__TASK DESCRIPTION__
Sift the listing for lines that hold the string "direktíva" and pull them out.

__INFORMATION SUPPLIED__
# # #
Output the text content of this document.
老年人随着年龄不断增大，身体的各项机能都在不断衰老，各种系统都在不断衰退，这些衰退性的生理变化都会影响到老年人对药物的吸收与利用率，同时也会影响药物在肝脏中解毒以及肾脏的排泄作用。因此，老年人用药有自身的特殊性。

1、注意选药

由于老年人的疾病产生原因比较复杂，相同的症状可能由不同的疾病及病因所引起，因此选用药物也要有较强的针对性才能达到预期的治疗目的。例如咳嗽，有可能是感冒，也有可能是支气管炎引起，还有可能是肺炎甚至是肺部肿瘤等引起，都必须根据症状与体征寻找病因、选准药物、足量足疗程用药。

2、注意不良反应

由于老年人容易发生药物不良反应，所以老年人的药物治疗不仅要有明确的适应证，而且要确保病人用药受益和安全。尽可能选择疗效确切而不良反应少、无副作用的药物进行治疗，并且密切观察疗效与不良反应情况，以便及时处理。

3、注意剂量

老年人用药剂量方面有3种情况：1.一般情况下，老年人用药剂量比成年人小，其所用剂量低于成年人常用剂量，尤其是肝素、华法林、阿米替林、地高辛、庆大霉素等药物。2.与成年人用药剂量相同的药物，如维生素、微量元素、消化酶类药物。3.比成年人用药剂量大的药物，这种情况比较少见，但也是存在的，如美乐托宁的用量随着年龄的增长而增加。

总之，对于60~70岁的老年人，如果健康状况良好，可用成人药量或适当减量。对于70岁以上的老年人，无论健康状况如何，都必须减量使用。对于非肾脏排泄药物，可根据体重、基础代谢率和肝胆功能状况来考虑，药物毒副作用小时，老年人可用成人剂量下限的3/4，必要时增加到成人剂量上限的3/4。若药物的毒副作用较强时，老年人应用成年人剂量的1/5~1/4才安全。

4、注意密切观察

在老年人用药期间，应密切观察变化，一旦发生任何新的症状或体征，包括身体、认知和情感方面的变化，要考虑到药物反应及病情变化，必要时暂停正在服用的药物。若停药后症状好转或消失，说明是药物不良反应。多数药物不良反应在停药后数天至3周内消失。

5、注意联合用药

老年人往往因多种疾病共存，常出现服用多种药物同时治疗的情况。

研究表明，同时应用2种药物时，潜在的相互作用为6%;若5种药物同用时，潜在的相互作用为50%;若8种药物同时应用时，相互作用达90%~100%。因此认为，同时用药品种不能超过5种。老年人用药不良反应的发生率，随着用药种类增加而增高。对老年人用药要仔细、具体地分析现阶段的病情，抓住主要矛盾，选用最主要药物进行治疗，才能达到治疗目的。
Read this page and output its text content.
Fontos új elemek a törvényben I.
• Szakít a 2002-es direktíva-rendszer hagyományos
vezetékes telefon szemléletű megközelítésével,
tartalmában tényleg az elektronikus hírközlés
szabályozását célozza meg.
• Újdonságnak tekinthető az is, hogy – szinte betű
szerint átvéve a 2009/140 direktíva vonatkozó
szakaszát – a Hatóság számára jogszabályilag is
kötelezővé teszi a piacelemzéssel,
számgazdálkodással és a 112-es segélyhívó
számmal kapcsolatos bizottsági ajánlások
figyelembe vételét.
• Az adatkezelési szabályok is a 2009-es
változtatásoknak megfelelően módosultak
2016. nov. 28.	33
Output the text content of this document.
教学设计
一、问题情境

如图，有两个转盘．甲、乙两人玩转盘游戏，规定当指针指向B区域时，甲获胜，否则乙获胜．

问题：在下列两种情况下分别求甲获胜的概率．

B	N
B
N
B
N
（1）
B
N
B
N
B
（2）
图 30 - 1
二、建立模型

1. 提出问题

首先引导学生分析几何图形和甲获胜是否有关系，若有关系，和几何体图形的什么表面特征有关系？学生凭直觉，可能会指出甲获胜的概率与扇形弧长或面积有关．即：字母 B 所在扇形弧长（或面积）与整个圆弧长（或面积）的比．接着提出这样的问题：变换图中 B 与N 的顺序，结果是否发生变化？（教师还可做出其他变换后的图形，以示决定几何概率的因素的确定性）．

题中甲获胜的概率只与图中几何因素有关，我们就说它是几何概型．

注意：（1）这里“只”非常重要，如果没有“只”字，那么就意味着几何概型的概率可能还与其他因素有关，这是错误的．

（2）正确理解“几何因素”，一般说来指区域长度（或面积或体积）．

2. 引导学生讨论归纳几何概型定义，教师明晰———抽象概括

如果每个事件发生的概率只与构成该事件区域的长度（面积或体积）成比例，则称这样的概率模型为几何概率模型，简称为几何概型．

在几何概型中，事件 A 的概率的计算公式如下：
# # #
__TASK SOLUTION__
• Szakít a 2002-es direktíva-rendszer hagyományos
szerint átvéve a 2009/140 direktíva vonatkozó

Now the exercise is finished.